**TO DO:**
Write every line of the material out exactly as shown.
___ TASK MATERIAL ___
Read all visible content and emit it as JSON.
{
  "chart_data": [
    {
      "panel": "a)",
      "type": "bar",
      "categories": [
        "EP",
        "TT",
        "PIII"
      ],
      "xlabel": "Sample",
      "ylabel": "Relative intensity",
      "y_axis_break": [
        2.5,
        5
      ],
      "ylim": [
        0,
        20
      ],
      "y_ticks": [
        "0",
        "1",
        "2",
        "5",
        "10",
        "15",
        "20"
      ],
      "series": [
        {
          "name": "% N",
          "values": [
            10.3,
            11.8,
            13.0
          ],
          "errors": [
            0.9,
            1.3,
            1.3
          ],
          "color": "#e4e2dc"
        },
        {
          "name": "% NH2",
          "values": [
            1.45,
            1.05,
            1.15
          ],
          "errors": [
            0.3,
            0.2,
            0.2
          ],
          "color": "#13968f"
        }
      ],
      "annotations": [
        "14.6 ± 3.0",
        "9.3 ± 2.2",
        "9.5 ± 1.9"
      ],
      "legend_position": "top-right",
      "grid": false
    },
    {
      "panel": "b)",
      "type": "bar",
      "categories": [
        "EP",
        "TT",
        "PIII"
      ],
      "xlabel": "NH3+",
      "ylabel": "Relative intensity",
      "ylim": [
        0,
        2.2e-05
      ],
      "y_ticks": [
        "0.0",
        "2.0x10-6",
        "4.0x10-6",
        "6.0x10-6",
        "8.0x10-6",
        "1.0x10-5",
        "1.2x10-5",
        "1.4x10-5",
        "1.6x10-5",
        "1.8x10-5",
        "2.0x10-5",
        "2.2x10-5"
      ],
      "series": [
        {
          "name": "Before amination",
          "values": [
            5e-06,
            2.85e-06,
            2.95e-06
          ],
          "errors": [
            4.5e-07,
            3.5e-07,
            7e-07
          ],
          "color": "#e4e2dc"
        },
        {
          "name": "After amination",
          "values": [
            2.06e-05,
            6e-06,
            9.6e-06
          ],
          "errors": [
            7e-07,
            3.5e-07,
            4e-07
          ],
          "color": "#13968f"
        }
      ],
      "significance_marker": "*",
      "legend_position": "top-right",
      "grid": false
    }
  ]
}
___
**RESULT OF THIS TASK:**
Read all visible content and emit it as JSON.
{
  "chart_data": [
    {
      "panel": "a)",
      "type": "bar",
      "categories": [
        "EP",
        "TT",
        "PIII"
      ],
      "xlabel": "Sample",
      "ylabel": "Relative intensity",
      "y_axis_break": [
        2.5,
        5
      ],
      "ylim": [
        0,
        20
      ],
      "y_ticks": [
        "0",
        "1",
        "2",
        "5",
        "10",
        "15",
        "20"
      ],
      "series": [
        {
          "name": "% N",
          "values": [
            10.3,
            11.8,
            13.0
          ],
          "errors": [
            0.9,
            1.3,
            1.3
          ],
          "color": "#e4e2dc"
        },
        {
          "name": "% NH2",
          "values": [
            1.45,
            1.05,
            1.15
          ],
          "errors": [
            0.3,
            0.2,
            0.2
          ],
          "color": "#13968f"
        }
      ],
      "annotations": [
        "14.6 ± 3.0",
        "9.3 ± 2.2",
        "9.5 ± 1.9"
      ],
      "legend_position": "top-right",
      "grid": false
    },
    {
      "panel": "b)",
      "type": "bar",
      "categories": [
        "EP",
        "TT",
        "PIII"
      ],
      "xlabel": "NH3+",
      "ylabel": "Relative intensity",
      "ylim": [
        0,
        2.2e-05
      ],
      "y_ticks": [
        "0.0",
        "2.0x10-6",
        "4.0x10-6",
        "6.0x10-6",
        "8.0x10-6",
        "1.0x10-5",
        "1.2x10-5",
        "1.4x10-5",
        "1.6x10-5",
        "1.8x10-5",
        "2.0x10-5",
        "2.2x10-5"
      ],
      "series": [
        {
          "name": "Before amination",
          "values": [
            5e-06,
            2.85e-06,
            2.95e-06
          ],
          "errors": [
            4.5e-07,
            3.5e-07,
            7e-07
          ],
          "color": "#e4e2dc"
        },
        {
          "name": "After amination",
          "values": [
            2.06e-05,
            6e-06,
            9.6e-06
          ],
          "errors": [
            7e-07,
            3.5e-07,
            4e-07
          ],
          "color": "#13968f"
        }
      ],
      "significance_marker": "*",
      "legend_position": "top-right",
      "grid": false
    }
  ]
}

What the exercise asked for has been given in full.